**Exercise directions**. Repeat the material exactly, every line of it.

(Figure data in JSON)
----------------------------------------
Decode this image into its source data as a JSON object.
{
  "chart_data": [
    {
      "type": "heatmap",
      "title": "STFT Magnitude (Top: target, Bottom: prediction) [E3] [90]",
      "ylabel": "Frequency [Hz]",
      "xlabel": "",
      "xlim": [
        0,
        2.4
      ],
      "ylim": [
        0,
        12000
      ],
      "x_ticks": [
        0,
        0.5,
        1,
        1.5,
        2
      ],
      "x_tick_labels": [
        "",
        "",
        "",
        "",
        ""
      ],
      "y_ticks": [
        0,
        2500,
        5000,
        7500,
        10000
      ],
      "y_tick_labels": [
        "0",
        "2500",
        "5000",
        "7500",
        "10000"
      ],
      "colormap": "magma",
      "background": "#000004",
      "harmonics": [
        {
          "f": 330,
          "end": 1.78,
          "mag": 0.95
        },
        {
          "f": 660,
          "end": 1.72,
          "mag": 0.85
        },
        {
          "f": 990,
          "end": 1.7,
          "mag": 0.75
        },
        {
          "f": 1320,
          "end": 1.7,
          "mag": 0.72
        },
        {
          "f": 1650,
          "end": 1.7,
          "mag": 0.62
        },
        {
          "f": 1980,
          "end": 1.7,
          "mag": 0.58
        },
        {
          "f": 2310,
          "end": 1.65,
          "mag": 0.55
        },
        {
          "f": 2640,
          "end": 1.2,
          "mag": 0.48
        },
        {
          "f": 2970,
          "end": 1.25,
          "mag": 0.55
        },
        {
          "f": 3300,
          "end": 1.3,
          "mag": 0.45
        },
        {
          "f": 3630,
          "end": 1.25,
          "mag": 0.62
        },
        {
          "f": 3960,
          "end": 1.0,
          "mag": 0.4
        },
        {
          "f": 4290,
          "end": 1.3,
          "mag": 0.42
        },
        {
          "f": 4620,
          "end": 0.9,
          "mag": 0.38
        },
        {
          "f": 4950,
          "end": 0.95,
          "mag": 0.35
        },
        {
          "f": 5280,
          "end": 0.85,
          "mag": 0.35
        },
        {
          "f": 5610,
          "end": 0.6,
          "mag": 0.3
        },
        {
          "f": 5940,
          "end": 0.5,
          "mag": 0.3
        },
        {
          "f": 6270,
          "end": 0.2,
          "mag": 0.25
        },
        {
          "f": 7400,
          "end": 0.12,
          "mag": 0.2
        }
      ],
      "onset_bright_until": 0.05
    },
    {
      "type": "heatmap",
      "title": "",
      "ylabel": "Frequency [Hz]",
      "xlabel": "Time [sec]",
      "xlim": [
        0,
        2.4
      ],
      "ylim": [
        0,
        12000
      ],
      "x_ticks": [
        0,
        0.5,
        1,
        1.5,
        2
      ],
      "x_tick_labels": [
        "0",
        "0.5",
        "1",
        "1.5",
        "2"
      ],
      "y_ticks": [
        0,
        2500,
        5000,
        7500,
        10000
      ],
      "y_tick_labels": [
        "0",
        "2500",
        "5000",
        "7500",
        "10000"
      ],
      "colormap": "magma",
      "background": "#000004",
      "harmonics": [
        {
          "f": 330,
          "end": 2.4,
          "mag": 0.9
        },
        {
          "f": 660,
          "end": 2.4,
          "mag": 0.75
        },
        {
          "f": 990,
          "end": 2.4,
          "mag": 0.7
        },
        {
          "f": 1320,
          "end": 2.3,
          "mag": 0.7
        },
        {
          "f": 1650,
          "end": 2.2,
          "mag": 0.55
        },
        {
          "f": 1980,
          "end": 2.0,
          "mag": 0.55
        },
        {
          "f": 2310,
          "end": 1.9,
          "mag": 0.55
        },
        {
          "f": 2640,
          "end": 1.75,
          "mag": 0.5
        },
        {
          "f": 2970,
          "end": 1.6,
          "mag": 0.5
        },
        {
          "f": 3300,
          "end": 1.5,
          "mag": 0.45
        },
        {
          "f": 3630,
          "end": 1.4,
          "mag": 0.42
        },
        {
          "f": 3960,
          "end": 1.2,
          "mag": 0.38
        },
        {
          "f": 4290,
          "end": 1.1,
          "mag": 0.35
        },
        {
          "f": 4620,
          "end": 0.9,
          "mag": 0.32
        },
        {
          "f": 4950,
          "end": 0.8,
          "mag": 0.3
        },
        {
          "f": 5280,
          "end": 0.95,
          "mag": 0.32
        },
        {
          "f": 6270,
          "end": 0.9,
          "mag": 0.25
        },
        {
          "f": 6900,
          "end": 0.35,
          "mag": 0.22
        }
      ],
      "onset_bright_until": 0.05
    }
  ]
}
----------------------------------------
**Output for this exercise**.
Decode this image into its source data as a JSON object.
{
  "chart_data": [
    {
      "type": "heatmap",
      "title": "STFT Magnitude (Top: target, Bottom: prediction) [E3] [90]",
      "ylabel": "Frequency [Hz]",
      "xlabel": "",
      "xlim": [
        0,
        2.4
      ],
      "ylim": [
        0,
        12000
      ],
      "x_ticks": [
        0,
        0.5,
        1,
        1.5,
        2
      ],
      "x_tick_labels": [
        "",
        "",
        "",
        "",
        ""
      ],
      "y_ticks": [
        0,
        2500,
        5000,
        7500,
        10000
      ],
      "y_tick_labels": [
        "0",
        "2500",
        "5000",
        "7500",
        "10000"
      ],
      "colormap": "magma",
      "background": "#000004",
      "harmonics": [
        {
          "f": 330,
          "end": 1.78,
          "mag": 0.95
        },
        {
          "f": 660,
          "end": 1.72,
          "mag": 0.85
        },
        {
          "f": 990,
          "end": 1.7,
          "mag": 0.75
        },
        {
          "f": 1320,
          "end": 1.7,
          "mag": 0.72
        },
        {
          "f": 1650,
          "end": 1.7,
          "mag": 0.62
        },
        {
          "f": 1980,
          "end": 1.7,
          "mag": 0.58
        },
        {
          "f": 2310,
          "end": 1.65,
          "mag": 0.55
        },
        {
          "f": 2640,
          "end": 1.2,
          "mag": 0.48
        },
        {
          "f": 2970,
          "end": 1.25,
          "mag": 0.55
        },
        {
          "f": 3300,
          "end": 1.3,
          "mag": 0.45
        },
        {
          "f": 3630,
          "end": 1.25,
          "mag": 0.62
        },
        {
          "f": 3960,
          "end": 1.0,
          "mag": 0.4
        },
        {
          "f": 4290,
          "end": 1.3,
          "mag": 0.42
        },
        {
          "f": 4620,
          "end": 0.9,
          "mag": 0.38
        },
        {
          "f": 4950,
          "end": 0.95,
          "mag": 0.35
        },
        {
          "f": 5280,
          "end": 0.85,
          "mag": 0.35
        },
        {
          "f": 5610,
          "end": 0.6,
          "mag": 0.3
        },
        {
          "f": 5940,
          "end": 0.5,
          "mag": 0.3
        },
        {
          "f": 6270,
          "end": 0.2,
          "mag": 0.25
        },
        {
          "f": 7400,
          "end": 0.12,
          "mag": 0.2
        }
      ],
      "onset_bright_until": 0.05
    },
    {
      "type": "heatmap",
      "title": "",
      "ylabel": "Frequency [Hz]",
      "xlabel": "Time [sec]",
      "xlim": [
        0,
        2.4
      ],
      "ylim": [
        0,
        12000
      ],
      "x_ticks": [
        0,
        0.5,
        1,
        1.5,
        2
      ],
      "x_tick_labels": [
        "0",
        "0.5",
        "1",
        "1.5",
        "2"
      ],
      "y_ticks": [
        0,
        2500,
        5000,
        7500,
        10000
      ],
      "y_tick_labels": [
        "0",
        "2500",
        "5000",
        "7500",
        "10000"
      ],
      "colormap": "magma",
      "background": "#000004",
      "harmonics": [
        {
          "f": 330,
          "end": 2.4,
          "mag": 0.9
        },
        {
          "f": 660,
          "end": 2.4,
          "mag": 0.75
        },
        {
          "f": 990,
          "end": 2.4,
          "mag": 0.7
        },
        {
          "f": 1320,
          "end": 2.3,
          "mag": 0.7
        },
        {
          "f": 1650,
          "end": 2.2,
          "mag": 0.55
        },
        {
          "f": 1980,
          "end": 2.0,
          "mag": 0.55
        },
        {
          "f": 2310,
          "end": 1.9,
          "mag": 0.55
        },
        {
          "f": 2640,
          "end": 1.75,
          "mag": 0.5
        },
        {
          "f": 2970,
          "end": 1.6,
          "mag": 0.5
        },
        {
          "f": 3300,
          "end": 1.5,
          "mag": 0.45
        },
        {
          "f": 3630,
          "end": 1.4,
          "mag": 0.42
        },
        {
          "f": 3960,
          "end": 1.2,
          "mag": 0.38
        },
        {
          "f": 4290,
          "end": 1.1,
          "mag": 0.35
        },
        {
          "f": 4620,
          "end": 0.9,
          "mag": 0.32
        },
        {
          "f": 4950,
          "end": 0.8,
          "mag": 0.3
        },
        {
          "f": 5280,
          "end": 0.95,
          "mag": 0.32
        },
        {
          "f": 6270,
          "end": 0.9,
          "mag": 0.25
        },
        {
          "f": 6900,
          "end": 0.35,
          "mag": 0.22
        }
      ],
      "onset_bright_until": 0.05
    }
  ]
}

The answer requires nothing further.